## Prompt
Each record below is to be copied word for word, with pictures removed.
::: Source records :::
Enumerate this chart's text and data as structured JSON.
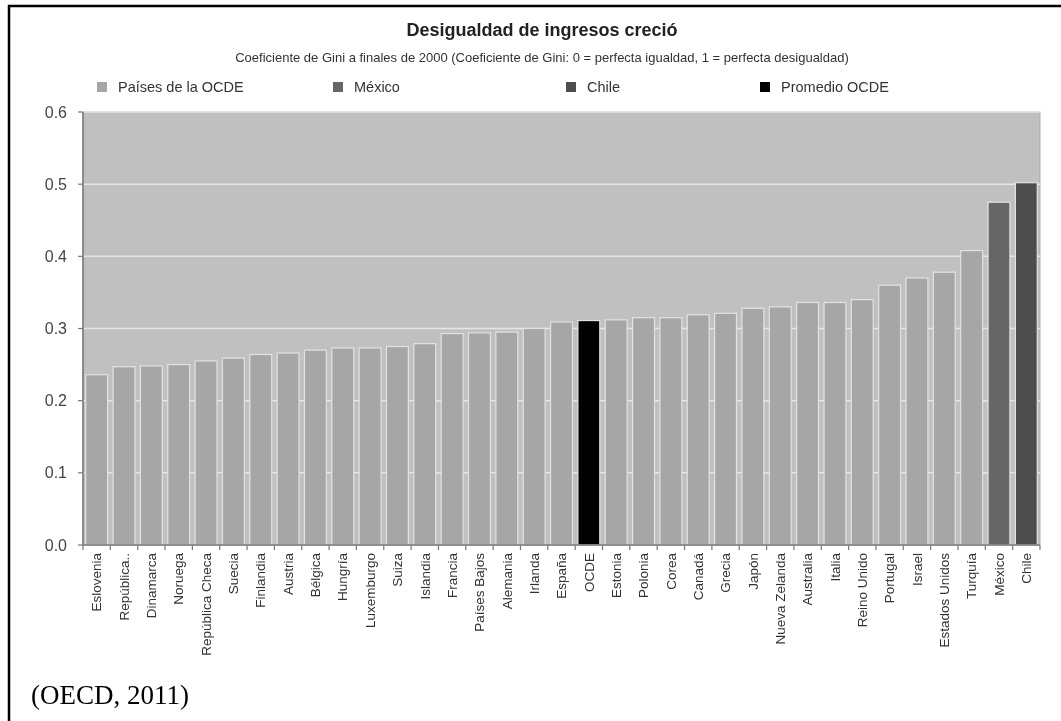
{
  "chart_data": {
    "type": "bar",
    "title": "Desigualdad de ingresos creció",
    "subtitle": "Coeficiente de Gini a finales de 2000 (Coeficiente de Gini: 0 = perfecta igualdad, 1 = perfecta desigualdad)",
    "categories": [
      "Eslovenia",
      "República..",
      "Dinamarca",
      "Noruega",
      "República Checa",
      "Suecia",
      "Finlandia",
      "Austria",
      "Bélgica",
      "Hungría",
      "Luxemburgo",
      "Suiza",
      "Islandia",
      "Francia",
      "Países Bajos",
      "Alemania",
      "Irlanda",
      "España",
      "OCDE",
      "Estonia",
      "Polonia",
      "Corea",
      "Canadá",
      "Grecia",
      "Japón",
      "Nueva Zelanda",
      "Australia",
      "Italia",
      "Reino Unido",
      "Portugal",
      "Israel",
      "Estados Unidos",
      "Turquía",
      "México",
      "Chile"
    ],
    "series": [
      {
        "name": "Países de la OCDE",
        "color": "#a6a6a6",
        "values": [
          0.236,
          0.247,
          0.248,
          0.25,
          0.255,
          0.259,
          0.264,
          0.266,
          0.27,
          0.273,
          0.273,
          0.275,
          0.279,
          0.293,
          0.294,
          0.295,
          0.3,
          0.309,
          null,
          0.312,
          0.315,
          0.315,
          0.319,
          0.321,
          0.328,
          0.33,
          0.336,
          0.336,
          0.34,
          0.36,
          0.37,
          0.378,
          0.408,
          null,
          null
        ]
      },
      {
        "name": "México",
        "color": "#666666",
        "values": [
          null,
          null,
          null,
          null,
          null,
          null,
          null,
          null,
          null,
          null,
          null,
          null,
          null,
          null,
          null,
          null,
          null,
          null,
          null,
          null,
          null,
          null,
          null,
          null,
          null,
          null,
          null,
          null,
          null,
          null,
          null,
          null,
          null,
          0.475,
          null
        ]
      },
      {
        "name": "Chile",
        "color": "#4d4d4d",
        "values": [
          null,
          null,
          null,
          null,
          null,
          null,
          null,
          null,
          null,
          null,
          null,
          null,
          null,
          null,
          null,
          null,
          null,
          null,
          null,
          null,
          null,
          null,
          null,
          null,
          null,
          null,
          null,
          null,
          null,
          null,
          null,
          null,
          null,
          null,
          0.502
        ]
      },
      {
        "name": "Promedio OCDE",
        "color": "#000000",
        "values": [
          null,
          null,
          null,
          null,
          null,
          null,
          null,
          null,
          null,
          null,
          null,
          null,
          null,
          null,
          null,
          null,
          null,
          null,
          0.311,
          null,
          null,
          null,
          null,
          null,
          null,
          null,
          null,
          null,
          null,
          null,
          null,
          null,
          null,
          null,
          null
        ]
      }
    ],
    "stacked": true,
    "ylim": [
      0,
      0.6
    ],
    "yticks": [
      {
        "value": 0,
        "label": "0.0"
      },
      0.1,
      0.2,
      0.3,
      0.4,
      0.5,
      0.6
    ],
    "grid": "y",
    "legend": "top",
    "annotations": [
      "(OECD, 2011)"
    ]
  }
}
:::
## Answer for the task
Enumerate this chart's text and data as structured JSON.
{
  "chart_data": {
    "type": "bar",
    "title": "Desigualdad de ingresos creció",
    "subtitle": "Coeficiente de Gini a finales de 2000 (Coeficiente de Gini: 0 = perfecta igualdad, 1 = perfecta desigualdad)",
    "categories": [
      "Eslovenia",
      "República..",
      "Dinamarca",
      "Noruega",
      "República Checa",
      "Suecia",
      "Finlandia",
      "Austria",
      "Bélgica",
      "Hungría",
      "Luxemburgo",
      "Suiza",
      "Islandia",
      "Francia",
      "Países Bajos",
      "Alemania",
      "Irlanda",
      "España",
      "OCDE",
      "Estonia",
      "Polonia",
      "Corea",
      "Canadá",
      "Grecia",
      "Japón",
      "Nueva Zelanda",
      "Australia",
      "Italia",
      "Reino Unido",
      "Portugal",
      "Israel",
      "Estados Unidos",
      "Turquía",
      "México",
      "Chile"
    ],
    "series": [
      {
        "name": "Países de la OCDE",
        "color": "#a6a6a6",
        "values": [
          0.236,
          0.247,
          0.248,
          0.25,
          0.255,
          0.259,
          0.264,
          0.266,
          0.27,
          0.273,
          0.273,
          0.275,
          0.279,
          0.293,
          0.294,
          0.295,
          0.3,
          0.309,
          null,
          0.312,
          0.315,
          0.315,
          0.319,
          0.321,
          0.328,
          0.33,
          0.336,
          0.336,
          0.34,
          0.36,
          0.37,
          0.378,
          0.408,
          null,
          null
        ]
      },
      {
        "name": "México",
        "color": "#666666",
        "values": [
          null,
          null,
          null,
          null,
          null,
          null,
          null,
          null,
          null,
          null,
          null,
          null,
          null,
          null,
          null,
          null,
          null,
          null,
          null,
          null,
          null,
          null,
          null,
          null,
          null,
          null,
          null,
          null,
          null,
          null,
          null,
          null,
          null,
          0.475,
          null
        ]
      },
      {
        "name": "Chile",
        "color": "#4d4d4d",
        "values": [
          null,
          null,
          null,
          null,
          null,
          null,
          null,
          null,
          null,
          null,
          null,
          null,
          null,
          null,
          null,
          null,
          null,
          null,
          null,
          null,
          null,
          null,
          null,
          null,
          null,
          null,
          null,
          null,
          null,
          null,
          null,
          null,
          null,
          null,
          0.502
        ]
      },
      {
        "name": "Promedio OCDE",
        "color": "#000000",
        "values": [
          null,
          null,
          null,
          null,
          null,
          null,
          null,
          null,
          null,
          null,
          null,
          null,
          null,
          null,
          null,
          null,
          null,
          null,
          0.311,
          null,
          null,
          null,
          null,
          null,
          null,
          null,
          null,
          null,
          null,
          null,
          null,
          null,
          null,
          null,
          null
        ]
      }
    ],
    "stacked": true,
    "ylim": [
      0,
      0.6
    ],
    "yticks": [
      {
        "value": 0,
        "label": "0.0"
      },
      0.1,
      0.2,
      0.3,
      0.4,
      0.5,
      0.6
    ],
    "grid": "y",
    "legend": "top",
    "annotations": [
      "(OECD, 2011)"
    ]
  }
}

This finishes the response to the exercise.